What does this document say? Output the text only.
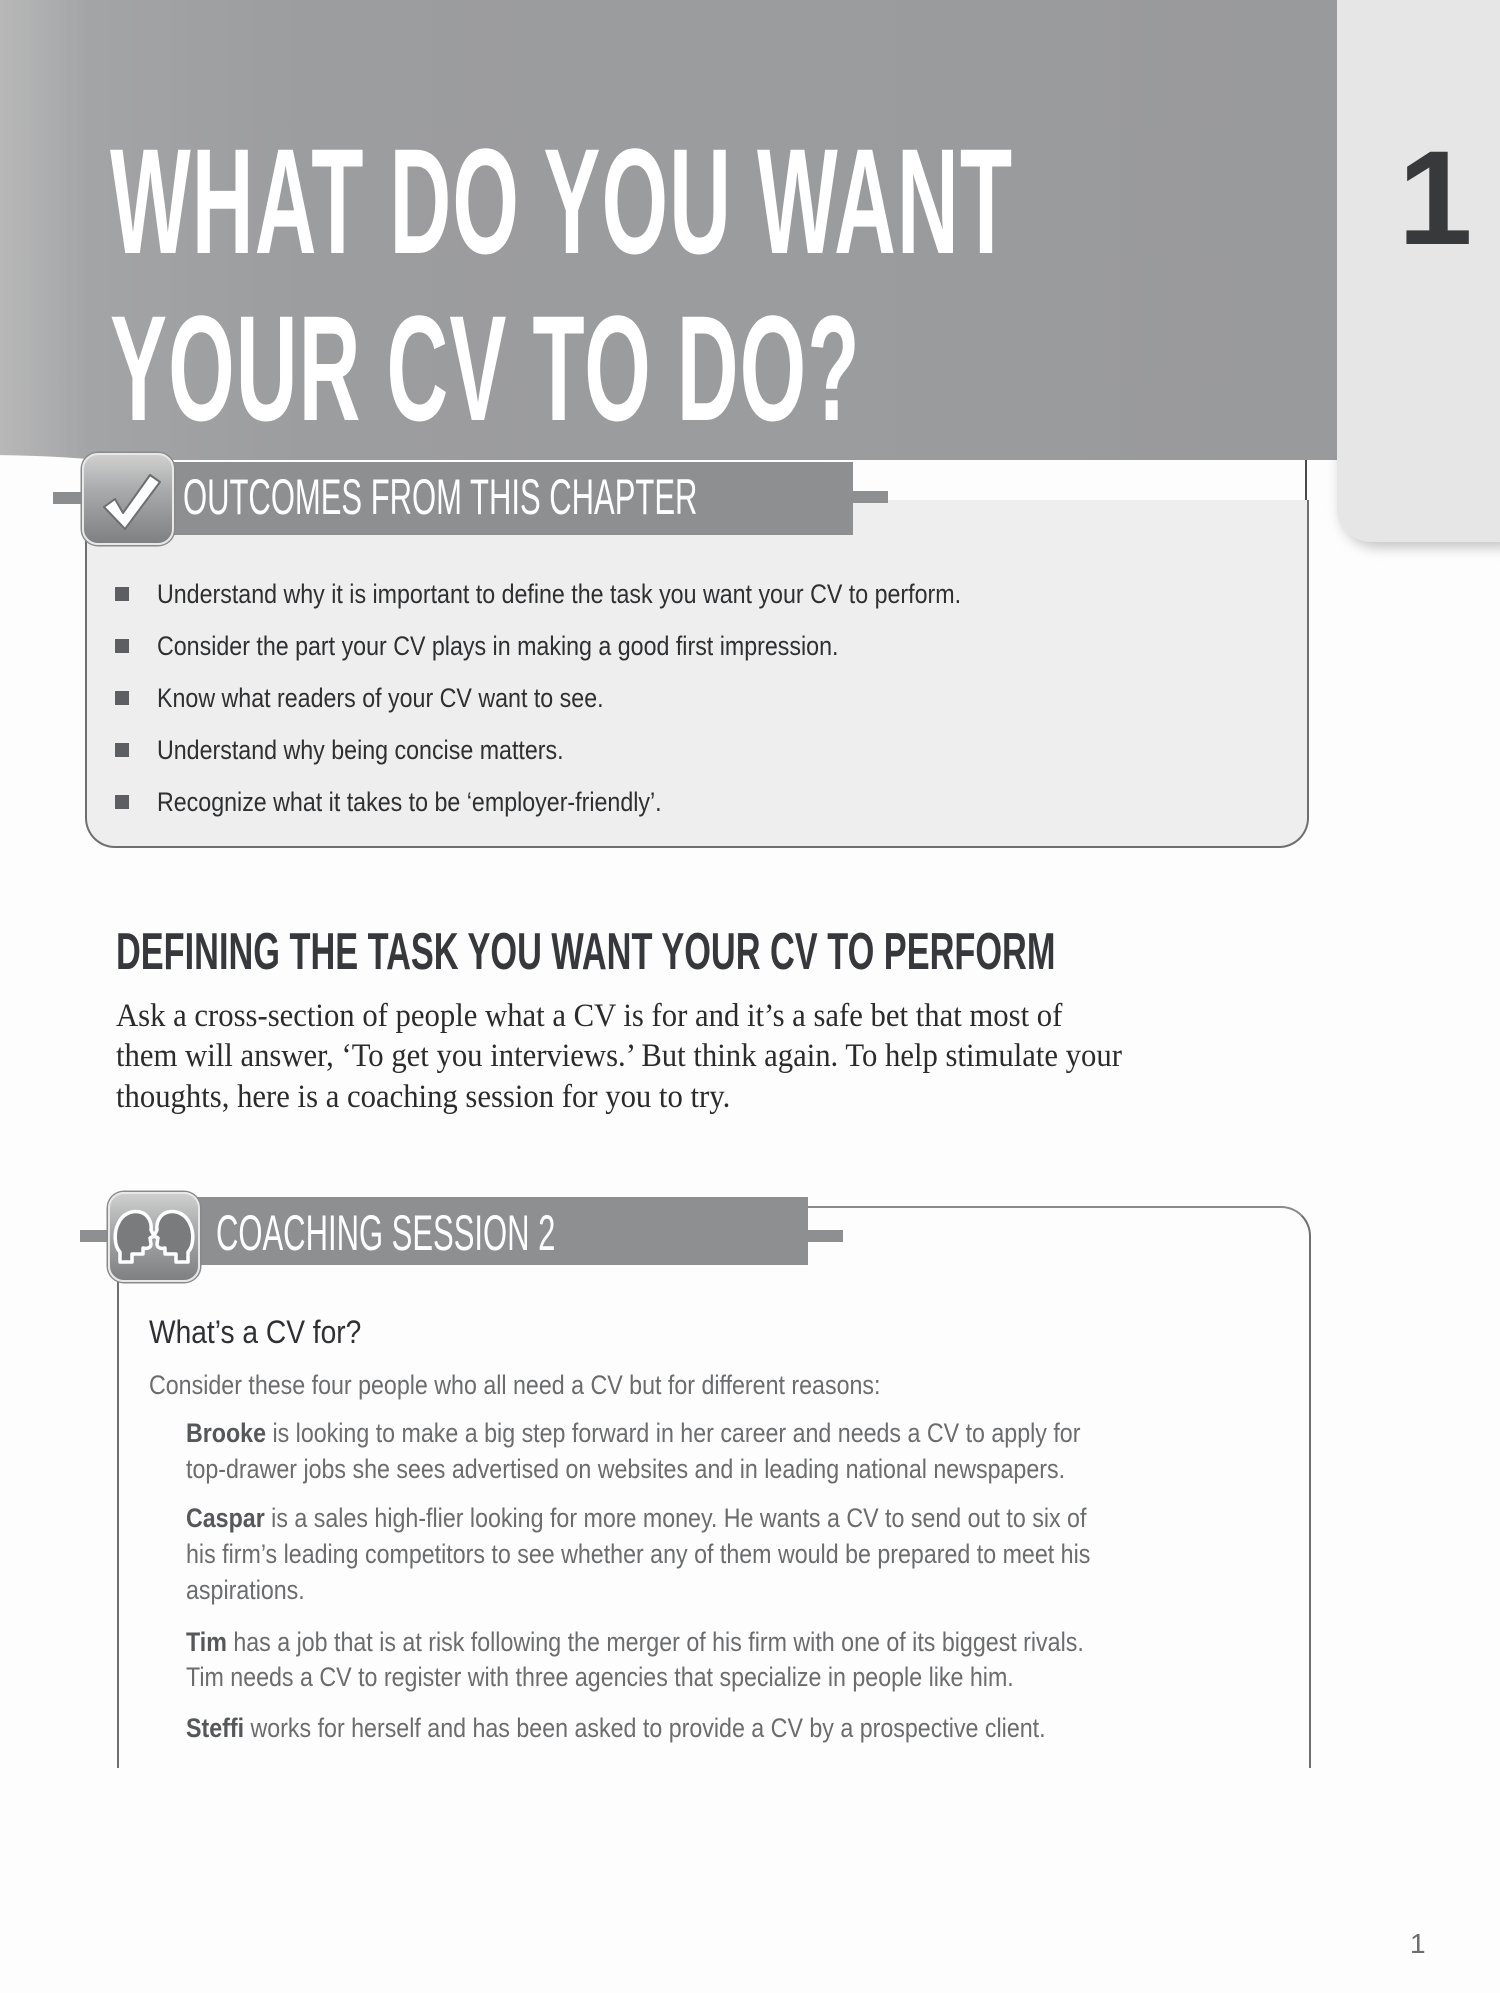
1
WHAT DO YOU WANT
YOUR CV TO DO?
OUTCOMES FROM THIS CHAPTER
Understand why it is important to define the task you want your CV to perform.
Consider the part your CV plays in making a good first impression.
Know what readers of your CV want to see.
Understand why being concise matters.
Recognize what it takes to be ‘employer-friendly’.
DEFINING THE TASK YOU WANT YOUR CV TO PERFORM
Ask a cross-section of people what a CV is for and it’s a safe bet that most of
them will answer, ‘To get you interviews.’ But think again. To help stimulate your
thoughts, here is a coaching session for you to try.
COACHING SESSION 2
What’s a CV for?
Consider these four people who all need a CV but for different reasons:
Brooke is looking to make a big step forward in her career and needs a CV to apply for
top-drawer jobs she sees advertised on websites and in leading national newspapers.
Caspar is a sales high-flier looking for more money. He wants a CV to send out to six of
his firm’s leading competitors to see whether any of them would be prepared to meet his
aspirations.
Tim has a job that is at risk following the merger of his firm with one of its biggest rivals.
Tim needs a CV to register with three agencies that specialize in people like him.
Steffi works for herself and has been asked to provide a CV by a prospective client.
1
==
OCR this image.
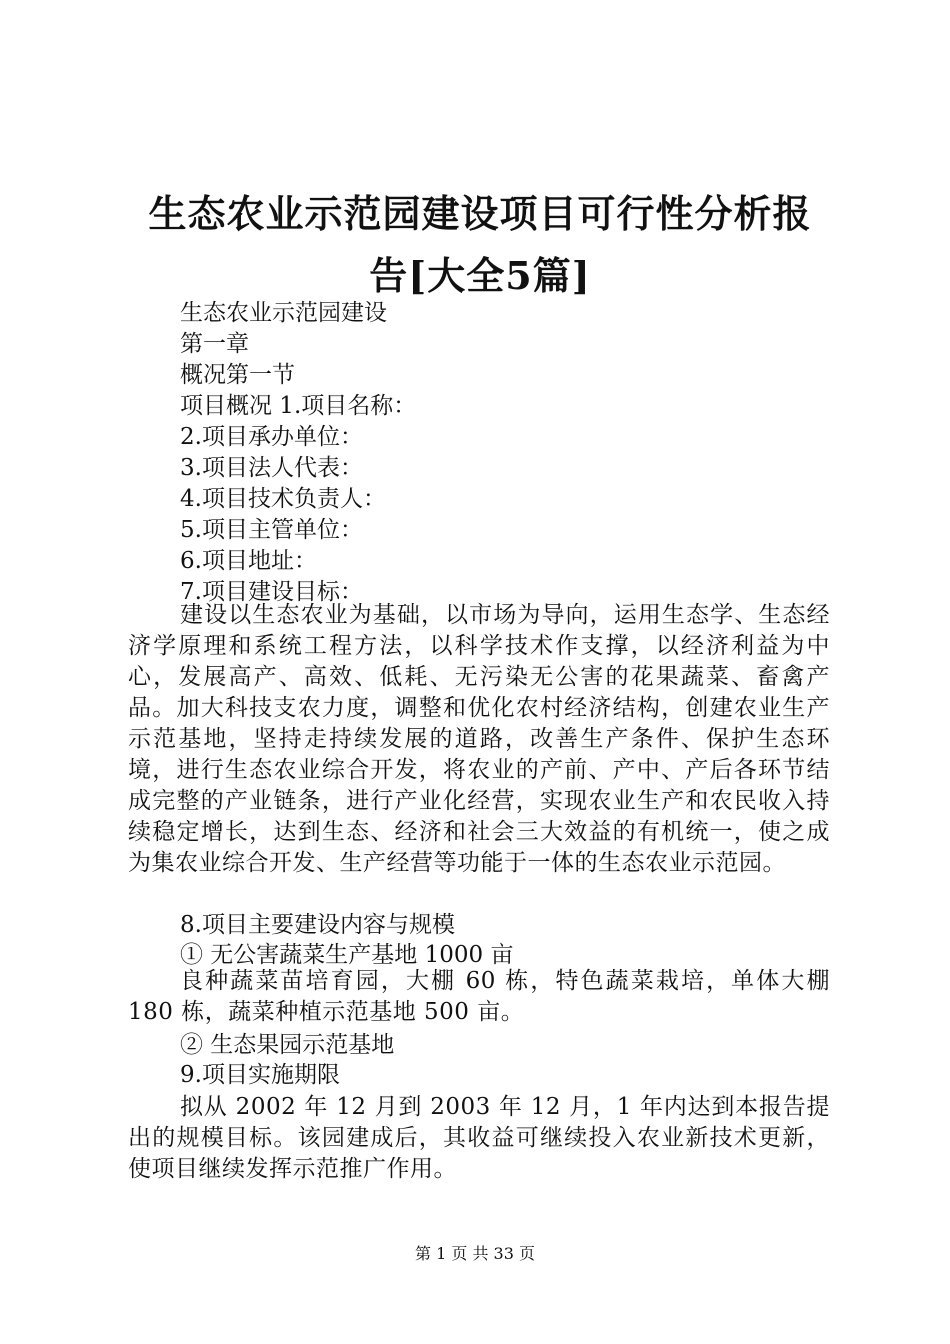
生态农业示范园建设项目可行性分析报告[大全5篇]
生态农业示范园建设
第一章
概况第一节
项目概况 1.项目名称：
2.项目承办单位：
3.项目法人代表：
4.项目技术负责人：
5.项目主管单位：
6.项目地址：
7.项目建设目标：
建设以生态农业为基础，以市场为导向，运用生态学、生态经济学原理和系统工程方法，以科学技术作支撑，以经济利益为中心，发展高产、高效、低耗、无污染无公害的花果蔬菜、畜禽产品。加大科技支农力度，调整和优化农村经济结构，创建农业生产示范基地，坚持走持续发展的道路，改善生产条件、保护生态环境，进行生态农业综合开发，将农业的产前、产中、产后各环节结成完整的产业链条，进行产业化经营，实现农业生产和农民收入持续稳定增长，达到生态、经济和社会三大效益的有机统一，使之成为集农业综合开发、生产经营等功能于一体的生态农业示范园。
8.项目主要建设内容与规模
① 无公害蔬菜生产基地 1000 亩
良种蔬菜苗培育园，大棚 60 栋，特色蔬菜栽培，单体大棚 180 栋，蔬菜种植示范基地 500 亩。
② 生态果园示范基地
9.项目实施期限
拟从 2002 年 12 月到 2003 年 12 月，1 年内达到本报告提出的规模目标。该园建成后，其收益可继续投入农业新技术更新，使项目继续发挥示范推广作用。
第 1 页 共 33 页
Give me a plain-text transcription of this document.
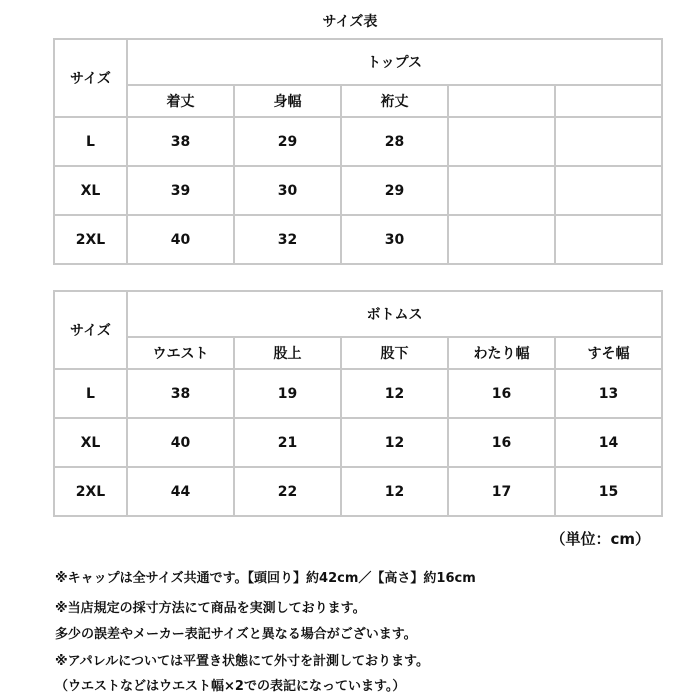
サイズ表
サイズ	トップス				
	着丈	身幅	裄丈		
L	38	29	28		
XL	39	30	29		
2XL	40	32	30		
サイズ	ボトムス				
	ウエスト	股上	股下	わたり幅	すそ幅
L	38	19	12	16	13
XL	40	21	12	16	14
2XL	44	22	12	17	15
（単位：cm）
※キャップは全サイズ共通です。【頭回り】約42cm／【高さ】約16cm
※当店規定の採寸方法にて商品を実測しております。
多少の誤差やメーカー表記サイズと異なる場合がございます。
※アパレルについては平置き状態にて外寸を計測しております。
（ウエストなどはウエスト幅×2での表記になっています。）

■ WHAT IS EXPECTED ■
Copy, from the material above, each line in which the string "Consider" occurs.

■ TASK SOLUTION ■
Consider the part your CV plays in making a good first impression.
Consider these four people who all need a CV but for different reasons:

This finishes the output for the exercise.